Pull out every line below containing the word "размещению".

[Begin Input records]

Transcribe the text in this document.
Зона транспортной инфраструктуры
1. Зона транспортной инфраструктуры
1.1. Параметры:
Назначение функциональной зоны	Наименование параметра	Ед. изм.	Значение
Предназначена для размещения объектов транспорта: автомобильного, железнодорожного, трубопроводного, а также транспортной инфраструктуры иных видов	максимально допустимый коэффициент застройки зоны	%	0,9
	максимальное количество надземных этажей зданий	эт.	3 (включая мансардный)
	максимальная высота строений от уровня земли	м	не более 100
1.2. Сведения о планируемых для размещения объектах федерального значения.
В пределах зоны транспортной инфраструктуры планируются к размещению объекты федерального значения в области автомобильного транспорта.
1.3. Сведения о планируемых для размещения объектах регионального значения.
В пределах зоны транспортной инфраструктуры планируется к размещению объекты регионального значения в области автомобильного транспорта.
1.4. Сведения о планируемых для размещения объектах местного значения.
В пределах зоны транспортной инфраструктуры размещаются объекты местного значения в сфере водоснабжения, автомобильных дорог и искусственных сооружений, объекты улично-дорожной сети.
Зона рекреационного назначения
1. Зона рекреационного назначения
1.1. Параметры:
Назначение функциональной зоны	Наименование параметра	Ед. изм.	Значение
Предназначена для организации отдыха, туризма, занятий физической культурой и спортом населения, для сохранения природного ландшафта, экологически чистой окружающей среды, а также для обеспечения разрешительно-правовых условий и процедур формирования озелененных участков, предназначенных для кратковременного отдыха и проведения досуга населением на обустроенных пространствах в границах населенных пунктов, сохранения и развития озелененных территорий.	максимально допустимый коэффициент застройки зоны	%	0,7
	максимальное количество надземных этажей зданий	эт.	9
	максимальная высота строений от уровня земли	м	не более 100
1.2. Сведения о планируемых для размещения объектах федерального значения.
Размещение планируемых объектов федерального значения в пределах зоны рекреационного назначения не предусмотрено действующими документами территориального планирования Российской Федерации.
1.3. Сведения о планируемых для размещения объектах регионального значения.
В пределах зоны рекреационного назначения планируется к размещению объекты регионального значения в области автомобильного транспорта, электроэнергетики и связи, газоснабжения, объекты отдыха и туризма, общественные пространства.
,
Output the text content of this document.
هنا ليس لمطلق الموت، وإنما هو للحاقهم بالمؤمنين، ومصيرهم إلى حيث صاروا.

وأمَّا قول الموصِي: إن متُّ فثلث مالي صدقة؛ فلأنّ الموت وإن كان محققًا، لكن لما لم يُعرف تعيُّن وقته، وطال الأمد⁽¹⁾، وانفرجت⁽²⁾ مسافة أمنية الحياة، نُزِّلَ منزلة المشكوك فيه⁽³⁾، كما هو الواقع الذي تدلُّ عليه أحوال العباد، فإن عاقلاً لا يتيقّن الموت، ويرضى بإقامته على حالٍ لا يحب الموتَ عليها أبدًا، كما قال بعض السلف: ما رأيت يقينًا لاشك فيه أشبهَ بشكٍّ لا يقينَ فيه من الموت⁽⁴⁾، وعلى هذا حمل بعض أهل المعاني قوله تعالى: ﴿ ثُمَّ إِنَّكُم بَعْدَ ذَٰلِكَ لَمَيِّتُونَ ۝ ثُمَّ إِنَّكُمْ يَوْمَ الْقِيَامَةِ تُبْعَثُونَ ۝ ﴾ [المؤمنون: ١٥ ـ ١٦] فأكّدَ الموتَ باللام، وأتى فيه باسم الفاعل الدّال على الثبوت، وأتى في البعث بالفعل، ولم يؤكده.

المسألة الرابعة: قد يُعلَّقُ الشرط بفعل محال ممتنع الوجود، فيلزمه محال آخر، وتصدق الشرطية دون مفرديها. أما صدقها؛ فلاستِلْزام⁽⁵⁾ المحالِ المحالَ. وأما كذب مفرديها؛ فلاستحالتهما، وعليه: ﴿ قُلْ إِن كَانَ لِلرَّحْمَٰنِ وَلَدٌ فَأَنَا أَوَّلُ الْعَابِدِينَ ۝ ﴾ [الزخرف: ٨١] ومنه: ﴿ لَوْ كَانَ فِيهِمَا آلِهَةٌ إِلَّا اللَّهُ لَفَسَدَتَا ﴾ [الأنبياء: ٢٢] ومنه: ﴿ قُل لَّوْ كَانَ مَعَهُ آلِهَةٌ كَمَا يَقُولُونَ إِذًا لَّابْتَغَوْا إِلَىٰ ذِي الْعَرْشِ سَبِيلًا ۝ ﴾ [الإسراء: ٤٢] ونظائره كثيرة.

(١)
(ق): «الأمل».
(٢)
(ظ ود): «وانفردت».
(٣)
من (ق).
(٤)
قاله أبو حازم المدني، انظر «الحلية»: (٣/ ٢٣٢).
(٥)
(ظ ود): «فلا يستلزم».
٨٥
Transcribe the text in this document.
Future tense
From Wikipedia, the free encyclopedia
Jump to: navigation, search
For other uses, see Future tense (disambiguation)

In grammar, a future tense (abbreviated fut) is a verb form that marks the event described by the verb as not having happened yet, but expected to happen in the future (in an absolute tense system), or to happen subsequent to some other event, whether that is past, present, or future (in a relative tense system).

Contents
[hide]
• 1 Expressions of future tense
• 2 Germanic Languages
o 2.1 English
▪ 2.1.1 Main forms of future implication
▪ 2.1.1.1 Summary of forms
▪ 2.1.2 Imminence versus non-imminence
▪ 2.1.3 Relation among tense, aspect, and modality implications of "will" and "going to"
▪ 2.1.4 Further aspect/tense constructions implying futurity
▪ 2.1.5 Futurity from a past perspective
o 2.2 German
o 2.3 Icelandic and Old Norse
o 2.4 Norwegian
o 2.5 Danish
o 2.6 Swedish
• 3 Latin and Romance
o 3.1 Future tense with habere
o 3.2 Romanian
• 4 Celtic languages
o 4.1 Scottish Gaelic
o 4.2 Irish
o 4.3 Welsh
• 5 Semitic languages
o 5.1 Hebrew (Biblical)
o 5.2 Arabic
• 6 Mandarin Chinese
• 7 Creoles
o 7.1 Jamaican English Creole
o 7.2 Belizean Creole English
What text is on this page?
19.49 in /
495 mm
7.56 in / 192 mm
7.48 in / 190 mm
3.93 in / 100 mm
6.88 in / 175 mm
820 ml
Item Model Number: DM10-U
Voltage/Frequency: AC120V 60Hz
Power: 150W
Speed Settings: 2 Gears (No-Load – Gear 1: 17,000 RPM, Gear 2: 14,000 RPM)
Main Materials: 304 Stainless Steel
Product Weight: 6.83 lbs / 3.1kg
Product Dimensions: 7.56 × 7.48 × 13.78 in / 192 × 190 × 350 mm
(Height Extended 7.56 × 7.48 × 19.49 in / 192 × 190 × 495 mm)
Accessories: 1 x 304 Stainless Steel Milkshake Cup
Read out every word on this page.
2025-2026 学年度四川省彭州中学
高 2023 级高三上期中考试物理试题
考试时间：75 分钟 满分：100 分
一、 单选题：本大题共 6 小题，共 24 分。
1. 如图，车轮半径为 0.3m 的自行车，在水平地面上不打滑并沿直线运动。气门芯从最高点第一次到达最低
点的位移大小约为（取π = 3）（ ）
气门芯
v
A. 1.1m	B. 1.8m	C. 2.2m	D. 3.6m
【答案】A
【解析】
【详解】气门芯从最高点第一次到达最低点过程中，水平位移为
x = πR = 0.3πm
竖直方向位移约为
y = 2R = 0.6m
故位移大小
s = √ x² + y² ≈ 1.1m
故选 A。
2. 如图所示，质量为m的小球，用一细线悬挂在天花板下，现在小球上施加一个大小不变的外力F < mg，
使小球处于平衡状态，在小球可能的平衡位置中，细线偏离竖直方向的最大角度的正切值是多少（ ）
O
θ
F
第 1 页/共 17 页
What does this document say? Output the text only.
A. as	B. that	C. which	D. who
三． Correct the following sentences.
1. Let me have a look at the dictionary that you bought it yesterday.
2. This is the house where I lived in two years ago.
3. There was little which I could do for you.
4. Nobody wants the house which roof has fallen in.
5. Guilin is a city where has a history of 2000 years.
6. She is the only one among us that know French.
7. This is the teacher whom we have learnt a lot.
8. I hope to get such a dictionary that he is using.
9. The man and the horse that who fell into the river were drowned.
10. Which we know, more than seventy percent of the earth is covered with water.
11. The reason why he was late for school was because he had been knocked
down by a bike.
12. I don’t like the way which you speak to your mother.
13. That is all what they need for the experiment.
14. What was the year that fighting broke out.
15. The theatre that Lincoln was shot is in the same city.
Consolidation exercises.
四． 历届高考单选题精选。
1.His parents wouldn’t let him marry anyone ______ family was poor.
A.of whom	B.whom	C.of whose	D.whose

[End Input records]

— Reply —
В пределах зоны транспортной инфраструктуры планируются к размещению объекты федерального значения в области автомобильного транспорта.
В пределах зоны транспортной инфраструктуры планируется к размещению объекты регионального значения в области автомобильного транспорта.
В пределах зоны рекреационного назначения планируется к размещению объекты регионального значения в области автомобильного транспорта, электроэнергетики и связи, газоснабжения, объекты отдыха и туризма, общественные пространства.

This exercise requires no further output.